▶ [DATA TO PROCESS]:
----
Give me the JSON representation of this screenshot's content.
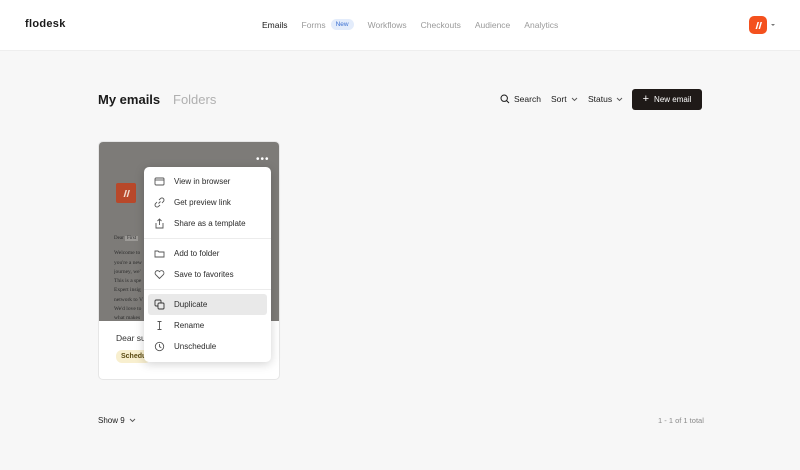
{
  "brand": "flodesk",
  "nav": {
    "items": [
      {
        "label": "Emails",
        "active": true
      },
      {
        "label": "Forms",
        "badge": "New"
      },
      {
        "label": "Workflows"
      },
      {
        "label": "Checkouts"
      },
      {
        "label": "Audience"
      },
      {
        "label": "Analytics"
      }
    ]
  },
  "header": {
    "tab_emails": "My emails",
    "tab_folders": "Folders",
    "search_label": "Search",
    "sort_label": "Sort",
    "status_label": "Status",
    "new_email_label": "New email"
  },
  "card": {
    "preview_dear": "Dear",
    "preview_first": "First",
    "preview_lines": [
      "Welcome to",
      "you're a new",
      "journey, we'",
      "This is a spe",
      "Expert insig",
      "network to V",
      "We'd love to",
      "what makes"
    ],
    "subject": "Dear sub",
    "status": "Schedu"
  },
  "menu": {
    "items": [
      {
        "label": "View in browser",
        "icon": "browser-icon"
      },
      {
        "label": "Get preview link",
        "icon": "link-icon"
      },
      {
        "label": "Share as a template",
        "icon": "share-icon"
      },
      {
        "label": "Add to folder",
        "icon": "folder-icon"
      },
      {
        "label": "Save to favorites",
        "icon": "heart-icon"
      },
      {
        "label": "Duplicate",
        "icon": "duplicate-icon",
        "highlighted": true
      },
      {
        "label": "Rename",
        "icon": "text-cursor-icon"
      },
      {
        "label": "Unschedule",
        "icon": "clock-icon"
      }
    ]
  },
  "footer": {
    "show_label": "Show 9",
    "pagination": "1 - 1 of 1 total"
  },
  "colors": {
    "accent": "#f4511e",
    "button_dark": "#1f1a18",
    "badge_bg": "#e3ecfb",
    "status_bg": "#f8efcf"
  }
}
----
▶ [PROBLEM]: Look through the entries above and report the number of lines that contain "icon". Write only the number.

▶ [SOLUTION FOR THIS EXERCISE]: 8